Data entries
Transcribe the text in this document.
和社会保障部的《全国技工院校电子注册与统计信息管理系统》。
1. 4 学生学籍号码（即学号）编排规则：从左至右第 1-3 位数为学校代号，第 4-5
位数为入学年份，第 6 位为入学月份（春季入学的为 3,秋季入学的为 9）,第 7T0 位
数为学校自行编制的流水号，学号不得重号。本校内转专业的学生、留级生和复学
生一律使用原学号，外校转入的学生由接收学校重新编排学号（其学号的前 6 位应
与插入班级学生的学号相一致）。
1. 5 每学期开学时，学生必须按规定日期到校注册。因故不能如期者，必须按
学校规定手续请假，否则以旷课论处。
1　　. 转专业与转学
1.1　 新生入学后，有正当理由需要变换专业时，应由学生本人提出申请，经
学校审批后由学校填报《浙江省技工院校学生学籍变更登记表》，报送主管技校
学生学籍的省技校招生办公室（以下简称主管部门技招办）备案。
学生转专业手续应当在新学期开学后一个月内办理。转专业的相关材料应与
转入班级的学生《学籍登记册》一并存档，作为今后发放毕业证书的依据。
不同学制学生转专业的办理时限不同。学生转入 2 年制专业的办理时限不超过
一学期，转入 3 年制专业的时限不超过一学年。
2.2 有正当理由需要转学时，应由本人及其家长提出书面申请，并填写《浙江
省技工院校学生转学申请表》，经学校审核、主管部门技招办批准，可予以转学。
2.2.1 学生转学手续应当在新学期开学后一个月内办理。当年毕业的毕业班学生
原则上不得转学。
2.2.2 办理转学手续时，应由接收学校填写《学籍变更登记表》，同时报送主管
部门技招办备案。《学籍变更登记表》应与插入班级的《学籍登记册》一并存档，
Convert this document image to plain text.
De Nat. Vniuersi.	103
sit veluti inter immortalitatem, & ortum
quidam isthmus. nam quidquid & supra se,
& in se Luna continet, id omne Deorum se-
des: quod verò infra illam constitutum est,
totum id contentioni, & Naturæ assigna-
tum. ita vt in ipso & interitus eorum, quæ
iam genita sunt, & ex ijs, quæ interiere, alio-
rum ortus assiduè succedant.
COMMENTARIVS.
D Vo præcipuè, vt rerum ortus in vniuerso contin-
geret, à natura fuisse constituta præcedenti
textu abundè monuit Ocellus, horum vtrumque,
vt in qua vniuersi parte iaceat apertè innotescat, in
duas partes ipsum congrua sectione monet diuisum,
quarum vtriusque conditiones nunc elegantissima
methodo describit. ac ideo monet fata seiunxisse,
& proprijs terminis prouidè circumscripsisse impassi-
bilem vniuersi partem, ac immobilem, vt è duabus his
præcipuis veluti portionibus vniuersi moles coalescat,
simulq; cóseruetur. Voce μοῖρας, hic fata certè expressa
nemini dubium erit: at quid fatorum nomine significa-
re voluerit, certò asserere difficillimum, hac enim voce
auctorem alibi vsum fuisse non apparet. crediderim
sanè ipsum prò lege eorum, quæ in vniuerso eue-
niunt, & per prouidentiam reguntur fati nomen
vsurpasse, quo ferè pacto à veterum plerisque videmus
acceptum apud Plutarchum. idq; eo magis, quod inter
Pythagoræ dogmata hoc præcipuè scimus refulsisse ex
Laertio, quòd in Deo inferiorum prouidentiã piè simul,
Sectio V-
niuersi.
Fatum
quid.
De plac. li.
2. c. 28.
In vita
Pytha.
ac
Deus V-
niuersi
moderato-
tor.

* **Problem requirements**:
Output the listing above without altering a single character.

* **Reply**:
Transcribe the text in this document.
和社会保障部的《全国技工院校电子注册与统计信息管理系统》。
1. 4 学生学籍号码（即学号）编排规则：从左至右第 1-3 位数为学校代号，第 4-5
位数为入学年份，第 6 位为入学月份（春季入学的为 3,秋季入学的为 9）,第 7T0 位
数为学校自行编制的流水号，学号不得重号。本校内转专业的学生、留级生和复学
生一律使用原学号，外校转入的学生由接收学校重新编排学号（其学号的前 6 位应
与插入班级学生的学号相一致）。
1. 5 每学期开学时，学生必须按规定日期到校注册。因故不能如期者，必须按
学校规定手续请假，否则以旷课论处。
1　　. 转专业与转学
1.1　 新生入学后，有正当理由需要变换专业时，应由学生本人提出申请，经
学校审批后由学校填报《浙江省技工院校学生学籍变更登记表》，报送主管技校
学生学籍的省技校招生办公室（以下简称主管部门技招办）备案。
学生转专业手续应当在新学期开学后一个月内办理。转专业的相关材料应与
转入班级的学生《学籍登记册》一并存档，作为今后发放毕业证书的依据。
不同学制学生转专业的办理时限不同。学生转入 2 年制专业的办理时限不超过
一学期，转入 3 年制专业的时限不超过一学年。
2.2 有正当理由需要转学时，应由本人及其家长提出书面申请，并填写《浙江
省技工院校学生转学申请表》，经学校审核、主管部门技招办批准，可予以转学。
2.2.1 学生转学手续应当在新学期开学后一个月内办理。当年毕业的毕业班学生
原则上不得转学。
2.2.2 办理转学手续时，应由接收学校填写《学籍变更登记表》，同时报送主管
部门技招办备案。《学籍变更登记表》应与插入班级的《学籍登记册》一并存档，
Convert this document image to plain text.
De Nat. Vniuersi.	103
sit veluti inter immortalitatem, & ortum
quidam isthmus. nam quidquid & supra se,
& in se Luna continet, id omne Deorum se-
des: quod verò infra illam constitutum est,
totum id contentioni, & Naturæ assigna-
tum. ita vt in ipso & interitus eorum, quæ
iam genita sunt, & ex ijs, quæ interiere, alio-
rum ortus assiduè succedant.
COMMENTARIVS.
D Vo præcipuè, vt rerum ortus in vniuerso contin-
geret, à natura fuisse constituta præcedenti
textu abundè monuit Ocellus, horum vtrumque,
vt in qua vniuersi parte iaceat apertè innotescat, in
duas partes ipsum congrua sectione monet diuisum,
quarum vtriusque conditiones nunc elegantissima
methodo describit. ac ideo monet fata seiunxisse,
& proprijs terminis prouidè circumscripsisse impassi-
bilem vniuersi partem, ac immobilem, vt è duabus his
præcipuis veluti portionibus vniuersi moles coalescat,
simulq; cóseruetur. Voce μοῖρας, hic fata certè expressa
nemini dubium erit: at quid fatorum nomine significa-
re voluerit, certò asserere difficillimum, hac enim voce
auctorem alibi vsum fuisse non apparet. crediderim
sanè ipsum prò lege eorum, quæ in vniuerso eue-
niunt, & per prouidentiam reguntur fati nomen
vsurpasse, quo ferè pacto à veterum plerisque videmus
acceptum apud Plutarchum. idq; eo magis, quod inter
Pythagoræ dogmata hoc præcipuè scimus refulsisse ex
Laertio, quòd in Deo inferiorum prouidentiã piè simul,
Sectio V-
niuersi.
Fatum
quid.
De plac. li.
2. c. 28.
In vita
Pytha.
ac
Deus V-
niuersi
moderato-
tor.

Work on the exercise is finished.